Task requirements:
Each entry below should be returned exactly as is, with the pictures removed.

>> start Entries provided

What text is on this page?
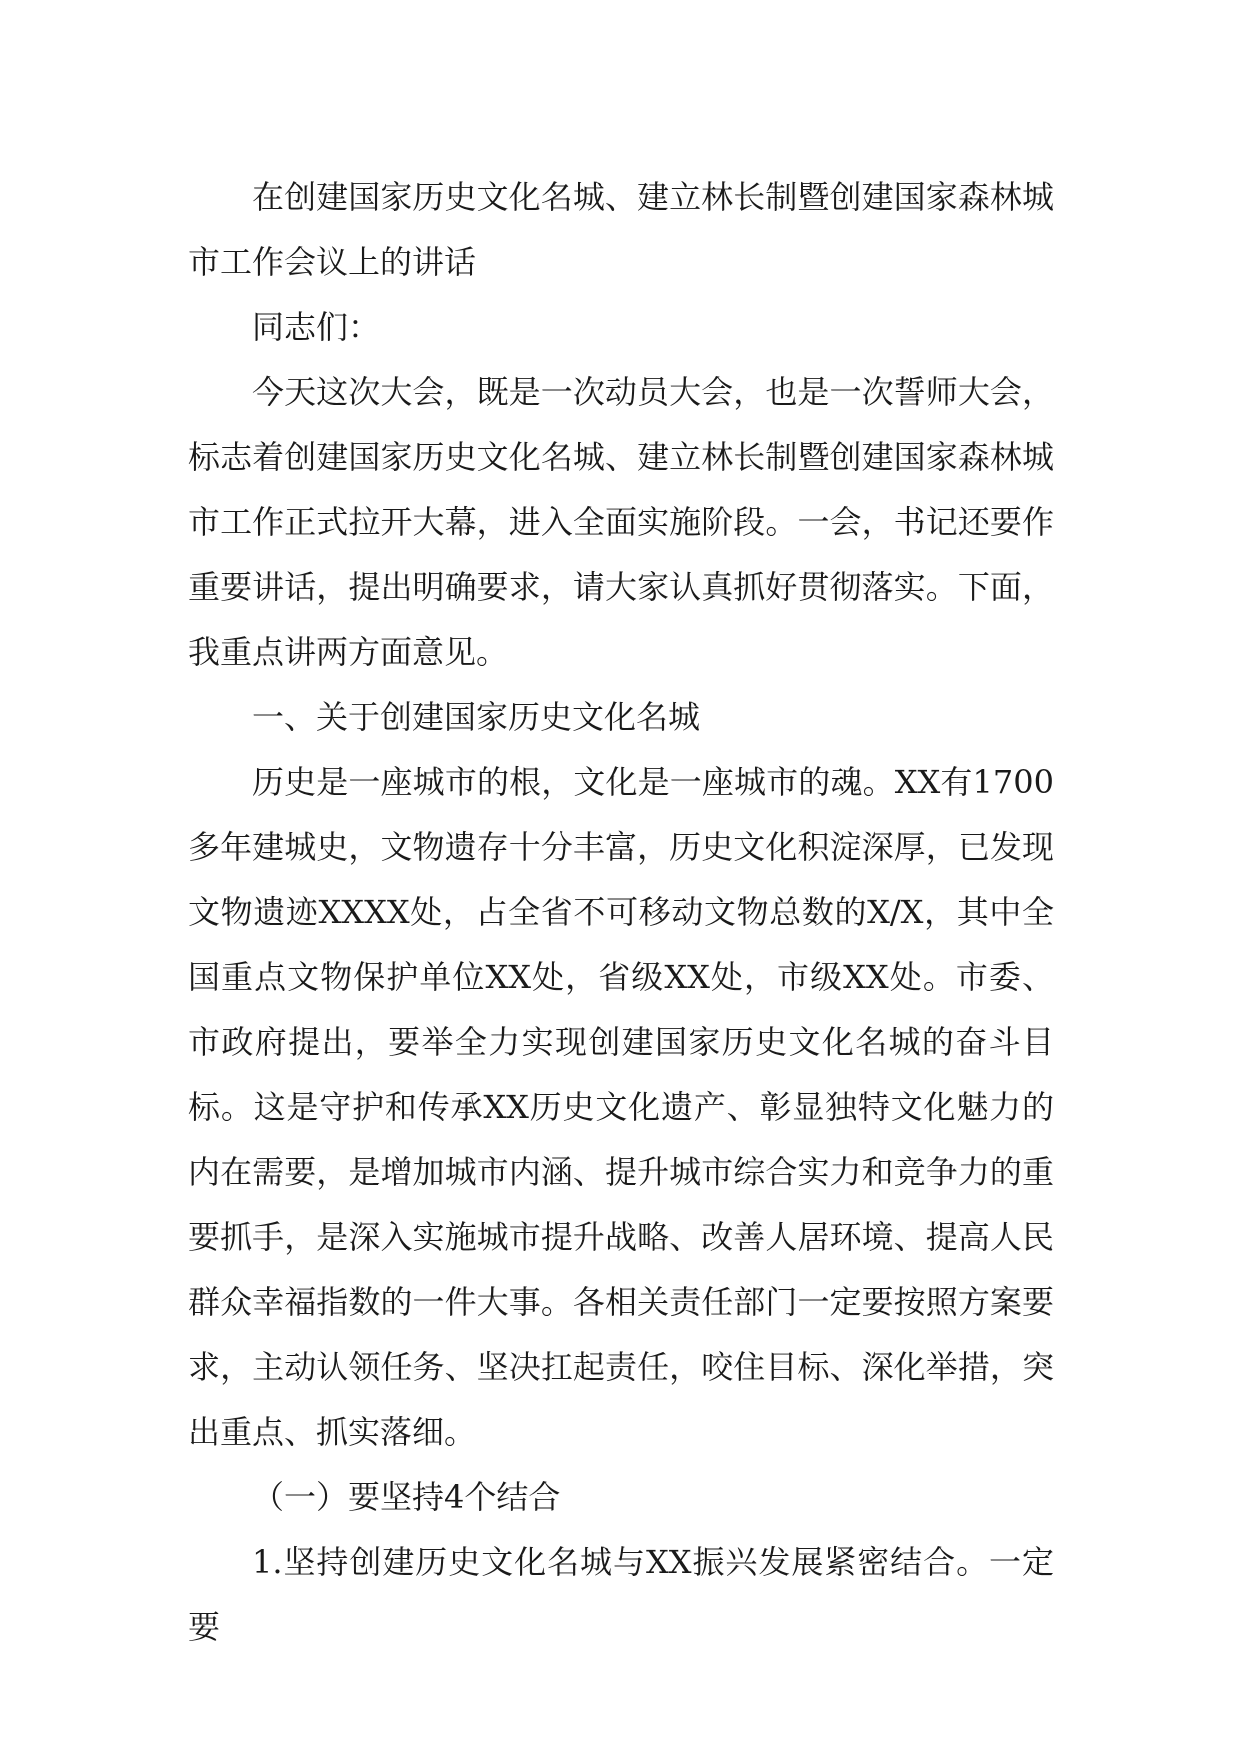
在创建国家历史文化名城、建立林长制暨创建国家森林城市工作会议上的讲话

同志们：

今天这次大会，既是一次动员大会，也是一次誓师大会，标志着创建国家历史文化名城、建立林长制暨创建国家森林城市工作正式拉开大幕，进入全面实施阶段。一会，书记还要作重要讲话，提出明确要求，请大家认真抓好贯彻落实。下面，我重点讲两方面意见。

一、关于创建国家历史文化名城

历史是一座城市的根，文化是一座城市的魂。XX有1700多年建城史，文物遗存十分丰富，历史文化积淀深厚，已发现文物遗迹XXXX处，占全省不可移动文物总数的X/X，其中全国重点文物保护单位XX处，省级XX处，市级XX处。市委、市政府提出，要举全力实现创建国家历史文化名城的奋斗目标。这是守护和传承XX历史文化遗产、彰显独特文化魅力的内在需要，是增加城市内涵、提升城市综合实力和竞争力的重要抓手，是深入实施城市提升战略、改善人居环境、提高人民群众幸福指数的一件大事。各相关责任部门一定要按照方案要求，主动认领任务、坚决扛起责任，咬住目标、深化举措，突出重点、抓实落细。

（一）要坚持4个结合

1.坚持创建历史文化名城与XX振兴发展紧密结合。一定要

>> end Entries provided

Worked answer:
What text is on this page?
在创建国家历史文化名城、建立林长制暨创建国家森林城市工作会议上的讲话

同志们：

今天这次大会，既是一次动员大会，也是一次誓师大会，标志着创建国家历史文化名城、建立林长制暨创建国家森林城市工作正式拉开大幕，进入全面实施阶段。一会，书记还要作重要讲话，提出明确要求，请大家认真抓好贯彻落实。下面，我重点讲两方面意见。

一、关于创建国家历史文化名城

历史是一座城市的根，文化是一座城市的魂。XX有1700多年建城史，文物遗存十分丰富，历史文化积淀深厚，已发现文物遗迹XXXX处，占全省不可移动文物总数的X/X，其中全国重点文物保护单位XX处，省级XX处，市级XX处。市委、市政府提出，要举全力实现创建国家历史文化名城的奋斗目标。这是守护和传承XX历史文化遗产、彰显独特文化魅力的内在需要，是增加城市内涵、提升城市综合实力和竞争力的重要抓手，是深入实施城市提升战略、改善人居环境、提高人民群众幸福指数的一件大事。各相关责任部门一定要按照方案要求，主动认领任务、坚决扛起责任，咬住目标、深化举措，突出重点、抓实落细。

（一）要坚持4个结合

1.坚持创建历史文化名城与XX振兴发展紧密结合。一定要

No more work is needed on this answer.